Problem to solve:
Using the listing below, give the number of lines where "odvody" appears, and nothing else.

<<<<

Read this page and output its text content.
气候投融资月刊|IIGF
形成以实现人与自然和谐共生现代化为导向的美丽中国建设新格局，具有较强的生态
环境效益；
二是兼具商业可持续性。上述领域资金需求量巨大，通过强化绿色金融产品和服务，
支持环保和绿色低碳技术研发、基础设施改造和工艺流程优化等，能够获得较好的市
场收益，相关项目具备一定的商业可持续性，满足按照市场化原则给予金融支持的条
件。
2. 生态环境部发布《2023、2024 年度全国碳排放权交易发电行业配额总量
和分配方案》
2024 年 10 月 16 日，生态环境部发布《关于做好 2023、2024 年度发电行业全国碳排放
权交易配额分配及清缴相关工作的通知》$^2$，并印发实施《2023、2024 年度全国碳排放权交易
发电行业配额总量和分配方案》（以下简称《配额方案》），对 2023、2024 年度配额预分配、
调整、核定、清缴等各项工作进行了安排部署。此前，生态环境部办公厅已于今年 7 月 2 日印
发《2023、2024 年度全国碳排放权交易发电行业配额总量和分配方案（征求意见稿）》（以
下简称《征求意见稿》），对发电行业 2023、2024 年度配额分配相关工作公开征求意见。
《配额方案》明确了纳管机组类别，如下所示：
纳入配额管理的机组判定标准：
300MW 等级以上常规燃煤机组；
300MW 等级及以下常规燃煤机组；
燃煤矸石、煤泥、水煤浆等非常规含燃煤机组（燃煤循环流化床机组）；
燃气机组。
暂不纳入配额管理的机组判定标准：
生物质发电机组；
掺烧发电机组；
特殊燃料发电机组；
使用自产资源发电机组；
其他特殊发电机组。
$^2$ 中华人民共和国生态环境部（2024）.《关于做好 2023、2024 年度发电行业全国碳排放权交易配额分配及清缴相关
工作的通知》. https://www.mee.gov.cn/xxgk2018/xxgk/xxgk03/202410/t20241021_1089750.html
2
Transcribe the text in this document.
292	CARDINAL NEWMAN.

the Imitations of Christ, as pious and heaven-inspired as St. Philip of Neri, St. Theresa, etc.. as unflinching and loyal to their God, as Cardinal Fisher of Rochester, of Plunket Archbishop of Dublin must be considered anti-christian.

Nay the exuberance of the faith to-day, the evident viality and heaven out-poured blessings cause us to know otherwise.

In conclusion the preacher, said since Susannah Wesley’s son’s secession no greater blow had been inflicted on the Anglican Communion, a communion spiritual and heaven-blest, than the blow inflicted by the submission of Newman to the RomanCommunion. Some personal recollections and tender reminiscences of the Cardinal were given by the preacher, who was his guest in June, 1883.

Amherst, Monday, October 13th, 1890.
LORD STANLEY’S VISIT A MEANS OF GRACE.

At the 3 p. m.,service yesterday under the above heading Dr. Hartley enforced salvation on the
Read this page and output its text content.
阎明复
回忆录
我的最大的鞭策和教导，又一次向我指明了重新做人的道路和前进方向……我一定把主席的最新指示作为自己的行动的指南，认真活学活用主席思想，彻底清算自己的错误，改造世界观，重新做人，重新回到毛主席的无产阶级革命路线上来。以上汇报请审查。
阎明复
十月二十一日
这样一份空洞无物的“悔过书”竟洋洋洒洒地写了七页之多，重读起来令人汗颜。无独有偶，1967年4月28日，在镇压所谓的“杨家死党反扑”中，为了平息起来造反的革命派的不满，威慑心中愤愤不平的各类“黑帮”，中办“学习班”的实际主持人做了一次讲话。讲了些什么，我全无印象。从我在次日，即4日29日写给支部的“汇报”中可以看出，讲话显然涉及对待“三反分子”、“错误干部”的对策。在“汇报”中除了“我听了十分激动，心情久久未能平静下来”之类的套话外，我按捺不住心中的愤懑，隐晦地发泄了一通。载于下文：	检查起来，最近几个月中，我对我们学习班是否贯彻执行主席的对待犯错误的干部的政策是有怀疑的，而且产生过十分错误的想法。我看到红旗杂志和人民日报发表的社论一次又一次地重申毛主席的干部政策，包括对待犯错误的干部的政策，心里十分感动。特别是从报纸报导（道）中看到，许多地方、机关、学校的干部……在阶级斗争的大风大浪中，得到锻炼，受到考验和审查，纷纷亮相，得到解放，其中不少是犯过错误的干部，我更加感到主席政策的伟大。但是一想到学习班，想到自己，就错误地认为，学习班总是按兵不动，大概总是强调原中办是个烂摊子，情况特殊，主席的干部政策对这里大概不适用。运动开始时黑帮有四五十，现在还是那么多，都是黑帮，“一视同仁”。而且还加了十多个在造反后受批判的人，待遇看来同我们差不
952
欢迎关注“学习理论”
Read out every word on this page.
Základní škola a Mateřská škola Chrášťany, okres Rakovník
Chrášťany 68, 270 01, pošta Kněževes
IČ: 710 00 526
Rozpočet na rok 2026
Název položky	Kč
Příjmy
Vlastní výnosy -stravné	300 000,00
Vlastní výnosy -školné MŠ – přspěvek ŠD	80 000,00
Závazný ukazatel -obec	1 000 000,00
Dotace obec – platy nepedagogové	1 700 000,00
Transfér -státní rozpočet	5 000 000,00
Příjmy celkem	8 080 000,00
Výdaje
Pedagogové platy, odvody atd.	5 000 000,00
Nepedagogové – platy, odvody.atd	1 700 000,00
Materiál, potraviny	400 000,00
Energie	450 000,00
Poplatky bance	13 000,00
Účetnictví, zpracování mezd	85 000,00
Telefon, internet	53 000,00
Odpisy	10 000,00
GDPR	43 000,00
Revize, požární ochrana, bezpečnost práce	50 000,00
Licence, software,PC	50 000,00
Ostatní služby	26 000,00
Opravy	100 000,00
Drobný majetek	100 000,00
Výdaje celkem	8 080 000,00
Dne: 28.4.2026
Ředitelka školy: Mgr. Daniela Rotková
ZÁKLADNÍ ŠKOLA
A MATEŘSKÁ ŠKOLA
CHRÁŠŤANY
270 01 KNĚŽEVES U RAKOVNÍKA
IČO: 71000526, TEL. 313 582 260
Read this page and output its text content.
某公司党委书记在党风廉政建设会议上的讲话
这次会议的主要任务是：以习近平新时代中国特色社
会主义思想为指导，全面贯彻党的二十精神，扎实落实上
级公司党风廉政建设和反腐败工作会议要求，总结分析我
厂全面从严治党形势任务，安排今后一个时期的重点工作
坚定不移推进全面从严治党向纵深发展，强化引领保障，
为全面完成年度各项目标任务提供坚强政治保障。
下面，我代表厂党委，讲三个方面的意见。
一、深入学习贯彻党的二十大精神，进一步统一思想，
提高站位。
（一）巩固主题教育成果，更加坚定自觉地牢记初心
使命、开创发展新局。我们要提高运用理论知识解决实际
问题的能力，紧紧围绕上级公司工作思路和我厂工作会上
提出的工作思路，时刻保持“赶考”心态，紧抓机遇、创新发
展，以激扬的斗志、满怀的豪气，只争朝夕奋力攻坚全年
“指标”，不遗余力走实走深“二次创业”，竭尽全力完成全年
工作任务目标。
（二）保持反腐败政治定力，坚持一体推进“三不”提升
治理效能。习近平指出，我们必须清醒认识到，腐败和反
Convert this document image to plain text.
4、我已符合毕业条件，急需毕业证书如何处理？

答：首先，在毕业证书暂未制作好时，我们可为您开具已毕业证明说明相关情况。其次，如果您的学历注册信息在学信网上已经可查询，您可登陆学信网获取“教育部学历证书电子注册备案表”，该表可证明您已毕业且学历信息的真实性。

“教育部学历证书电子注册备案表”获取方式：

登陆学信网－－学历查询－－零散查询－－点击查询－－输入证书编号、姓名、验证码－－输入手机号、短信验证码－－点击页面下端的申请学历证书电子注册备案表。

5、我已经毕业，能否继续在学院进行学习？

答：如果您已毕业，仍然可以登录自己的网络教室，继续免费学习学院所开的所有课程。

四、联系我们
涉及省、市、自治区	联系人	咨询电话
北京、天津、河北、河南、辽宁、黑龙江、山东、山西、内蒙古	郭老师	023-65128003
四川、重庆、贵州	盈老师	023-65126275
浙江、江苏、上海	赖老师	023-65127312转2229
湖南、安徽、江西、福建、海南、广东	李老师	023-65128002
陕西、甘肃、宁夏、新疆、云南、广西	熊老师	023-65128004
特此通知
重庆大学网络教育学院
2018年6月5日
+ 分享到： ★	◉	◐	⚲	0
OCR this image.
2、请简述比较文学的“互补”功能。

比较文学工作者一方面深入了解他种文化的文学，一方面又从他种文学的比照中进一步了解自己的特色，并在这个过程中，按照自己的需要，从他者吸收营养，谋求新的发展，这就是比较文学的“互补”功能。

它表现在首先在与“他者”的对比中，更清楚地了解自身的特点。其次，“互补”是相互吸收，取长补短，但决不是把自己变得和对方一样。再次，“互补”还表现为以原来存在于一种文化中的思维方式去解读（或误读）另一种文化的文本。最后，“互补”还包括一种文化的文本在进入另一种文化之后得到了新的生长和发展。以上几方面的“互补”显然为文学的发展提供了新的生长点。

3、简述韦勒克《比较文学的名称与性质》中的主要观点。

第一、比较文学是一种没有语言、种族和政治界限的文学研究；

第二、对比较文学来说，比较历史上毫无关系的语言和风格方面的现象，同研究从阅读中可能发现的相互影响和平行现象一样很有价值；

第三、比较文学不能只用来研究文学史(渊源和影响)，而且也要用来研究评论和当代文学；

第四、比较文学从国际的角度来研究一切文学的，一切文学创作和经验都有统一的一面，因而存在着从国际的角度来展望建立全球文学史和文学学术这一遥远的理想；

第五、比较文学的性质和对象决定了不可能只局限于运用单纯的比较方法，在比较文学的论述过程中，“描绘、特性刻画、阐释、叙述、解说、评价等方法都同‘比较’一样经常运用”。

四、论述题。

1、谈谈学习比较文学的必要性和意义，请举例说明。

>>>>

Exercise solution:
2